EXERCISE DETAILS: Skip the pictures and repeat each line of the data exactly.

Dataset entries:
※ ※ ※
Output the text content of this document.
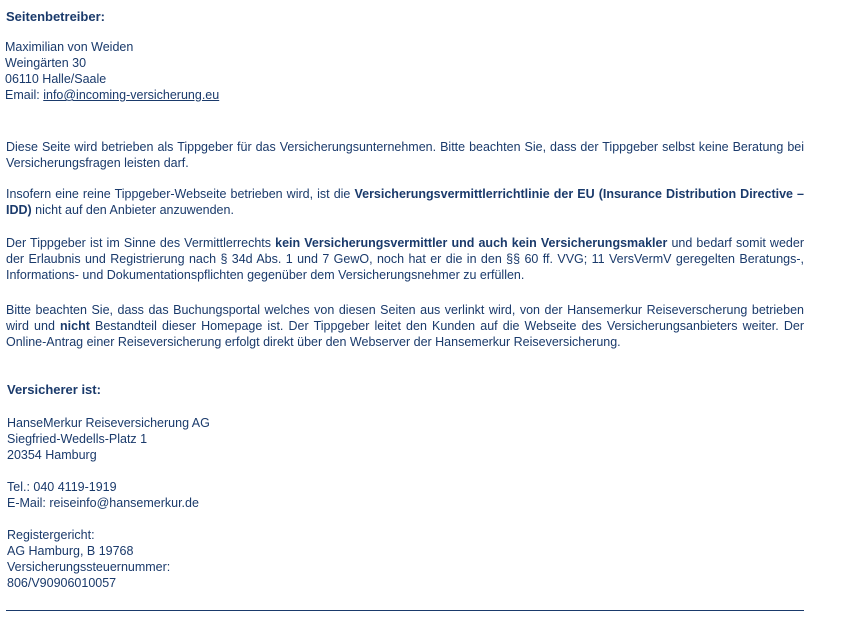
Seitenbetreiber:

Maximilian von Weiden
Weingärten 30
06110 Halle/Saale
Email: info@incoming-versicherung.eu

Diese Seite wird betrieben als Tippgeber für das Versicherungsunternehmen. Bitte beachten Sie, dass der Tippgeber selbst keine Beratung bei Versicherungsfragen leisten darf.

Insofern eine reine Tippgeber-Webseite betrieben wird, ist die Versicherungsvermittlerrichtlinie der EU (Insurance Distribution Directive – IDD) nicht auf den Anbieter anzuwenden.

Der Tippgeber ist im Sinne des Vermittlerrechts kein Versicherungsvermittler und auch kein Versicherungsmakler und bedarf somit weder der Erlaubnis und Registrierung nach § 34d Abs. 1 und 7 GewO, noch hat er die in den §§ 60 ff. VVG; 11 VersVermV geregelten Beratungs-, Informations- und Dokumentationspflichten gegenüber dem Versicherungsnehmer zu erfüllen.

Bitte beachten Sie, dass das Buchungsportal welches von diesen Seiten aus verlinkt wird, von der Hansemerkur Reiseverscherung betrieben wird und nicht Bestandteil dieser Homepage ist. Der Tippgeber leitet den Kunden auf die Webseite des Versicherungsanbieters weiter. Der Online-Antrag einer Reiseversicherung erfolgt direkt über den Webserver der Hansemerkur Reiseversicherung.

Versicherer ist:

HanseMerkur Reiseversicherung AG
Siegfried-Wedells-Platz 1
20354 Hamburg
Tel.: 040 4119-1919
E-Mail: reiseinfo@hansemerkur.de
Registergericht:
AG Hamburg, B 19768
Versicherungssteuernummer:
806/V90906010057
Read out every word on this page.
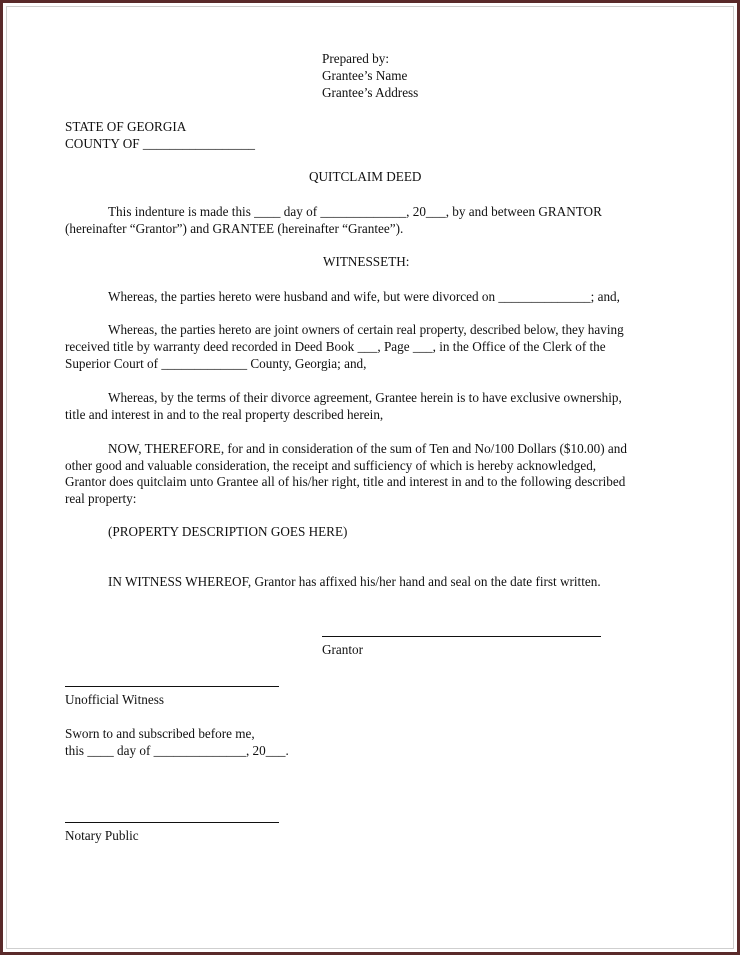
Prepared by:
Grantee’s Name
Grantee’s Address
STATE OF GEORGIA
COUNTY OF _________________
QUITCLAIM DEED
This indenture is made this ____ day of _____________, 20___, by and between GRANTOR
(hereinafter “Grantor”) and GRANTEE (hereinafter “Grantee”).
WITNESSETH:
Whereas, the parties hereto were husband and wife, but were divorced on ______________; and,
Whereas, the parties hereto are joint owners of certain real property, described below, they having
received title by warranty deed recorded in Deed Book ___, Page ___, in the Office of the Clerk of the
Superior Court of _____________ County, Georgia; and,
Whereas, by the terms of their divorce agreement, Grantee herein is to have exclusive ownership,
title and interest in and to the real property described herein,
NOW, THEREFORE, for and in consideration of the sum of Ten and No/100 Dollars ($10.00) and
other good and valuable consideration, the receipt and sufficiency of which is hereby acknowledged,
Grantor does quitclaim unto Grantee all of his/her right, title and interest in and to the following described
real property:
(PROPERTY DESCRIPTION GOES HERE)
IN WITNESS WHEREOF, Grantor has affixed his/her hand and seal on the date first written.
Grantor
Unofficial Witness
Sworn to and subscribed before me,
this ____ day of ______________, 20___.
Notary Public
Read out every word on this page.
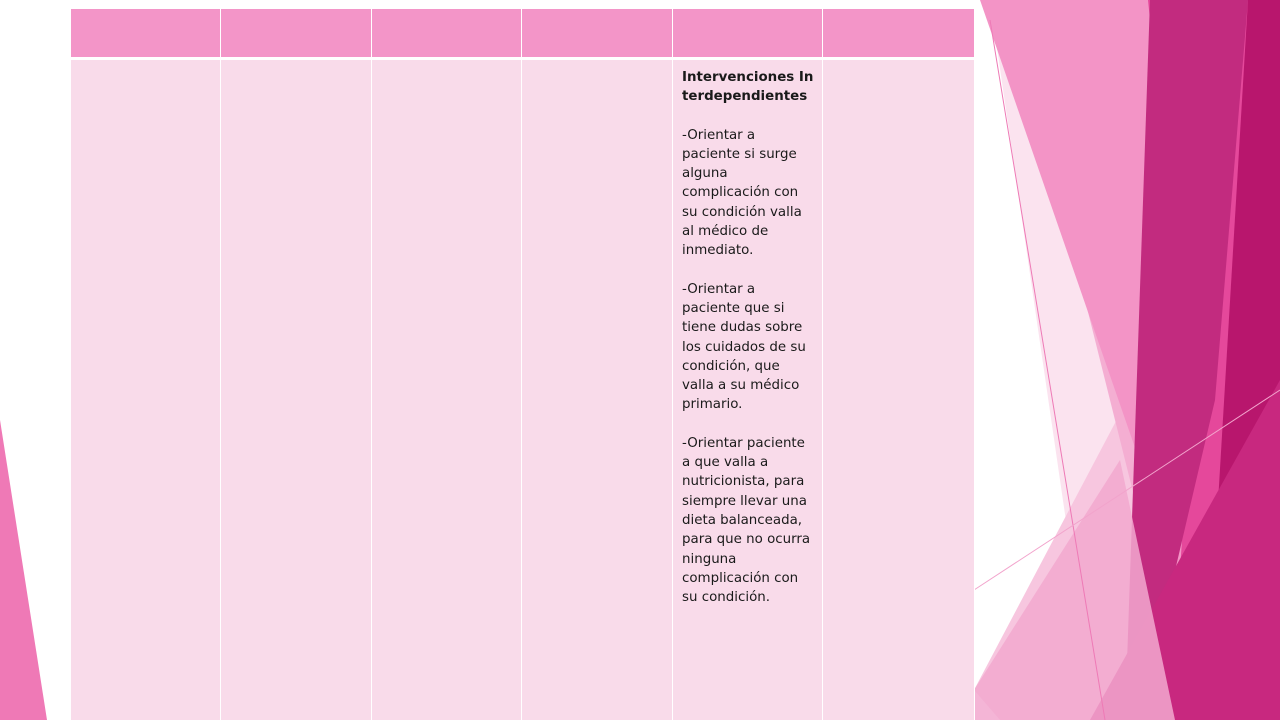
				Intervenciones Interdependientes

-Orientar a paciente si surge alguna complicación con su condición valla al médico de inmediato.

-Orientar a paciente que si tiene dudas sobre los cuidados de su condición, que valla a su médico primario.

-Orientar paciente a que valla a nutricionista, para siempre llevar una dieta balanceada, para que no ocurra ninguna complicación con su condición.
※ ※ ※
RESULT FOR THIS EXERCISE:
Output the text content of this document.
Seitenbetreiber:

Maximilian von Weiden
Weingärten 30
06110 Halle/Saale
Email: info@incoming-versicherung.eu

Diese Seite wird betrieben als Tippgeber für das Versicherungsunternehmen. Bitte beachten Sie, dass der Tippgeber selbst keine Beratung bei Versicherungsfragen leisten darf.

Insofern eine reine Tippgeber-Webseite betrieben wird, ist die Versicherungsvermittlerrichtlinie der EU (Insurance Distribution Directive – IDD) nicht auf den Anbieter anzuwenden.

Der Tippgeber ist im Sinne des Vermittlerrechts kein Versicherungsvermittler und auch kein Versicherungsmakler und bedarf somit weder der Erlaubnis und Registrierung nach § 34d Abs. 1 und 7 GewO, noch hat er die in den §§ 60 ff. VVG; 11 VersVermV geregelten Beratungs-, Informations- und Dokumentationspflichten gegenüber dem Versicherungsnehmer zu erfüllen.

Bitte beachten Sie, dass das Buchungsportal welches von diesen Seiten aus verlinkt wird, von der Hansemerkur Reiseverscherung betrieben wird und nicht Bestandteil dieser Homepage ist. Der Tippgeber leitet den Kunden auf die Webseite des Versicherungsanbieters weiter. Der Online-Antrag einer Reiseversicherung erfolgt direkt über den Webserver der Hansemerkur Reiseversicherung.

Versicherer ist:

HanseMerkur Reiseversicherung AG
Siegfried-Wedells-Platz 1
20354 Hamburg
Tel.: 040 4119-1919
E-Mail: reiseinfo@hansemerkur.de
Registergericht:
AG Hamburg, B 19768
Versicherungssteuernummer:
806/V90906010057
Read out every word on this page.
Prepared by:
Grantee’s Name
Grantee’s Address
STATE OF GEORGIA
COUNTY OF _________________
QUITCLAIM DEED
This indenture is made this ____ day of _____________, 20___, by and between GRANTOR
(hereinafter “Grantor”) and GRANTEE (hereinafter “Grantee”).
WITNESSETH:
Whereas, the parties hereto were husband and wife, but were divorced on ______________; and,
Whereas, the parties hereto are joint owners of certain real property, described below, they having
received title by warranty deed recorded in Deed Book ___, Page ___, in the Office of the Clerk of the
Superior Court of _____________ County, Georgia; and,
Whereas, by the terms of their divorce agreement, Grantee herein is to have exclusive ownership,
title and interest in and to the real property described herein,
NOW, THEREFORE, for and in consideration of the sum of Ten and No/100 Dollars ($10.00) and
other good and valuable consideration, the receipt and sufficiency of which is hereby acknowledged,
Grantor does quitclaim unto Grantee all of his/her right, title and interest in and to the following described
real property:
(PROPERTY DESCRIPTION GOES HERE)
IN WITNESS WHEREOF, Grantor has affixed his/her hand and seal on the date first written.
Grantor
Unofficial Witness
Sworn to and subscribed before me,
this ____ day of ______________, 20___.
Notary Public
Read out every word on this page.
				Intervenciones Interdependientes

-Orientar a paciente si surge alguna complicación con su condición valla al médico de inmediato.

-Orientar a paciente que si tiene dudas sobre los cuidados de su condición, que valla a su médico primario.

-Orientar paciente a que valla a nutricionista, para siempre llevar una dieta balanceada, para que no ocurra ninguna complicación con su condición.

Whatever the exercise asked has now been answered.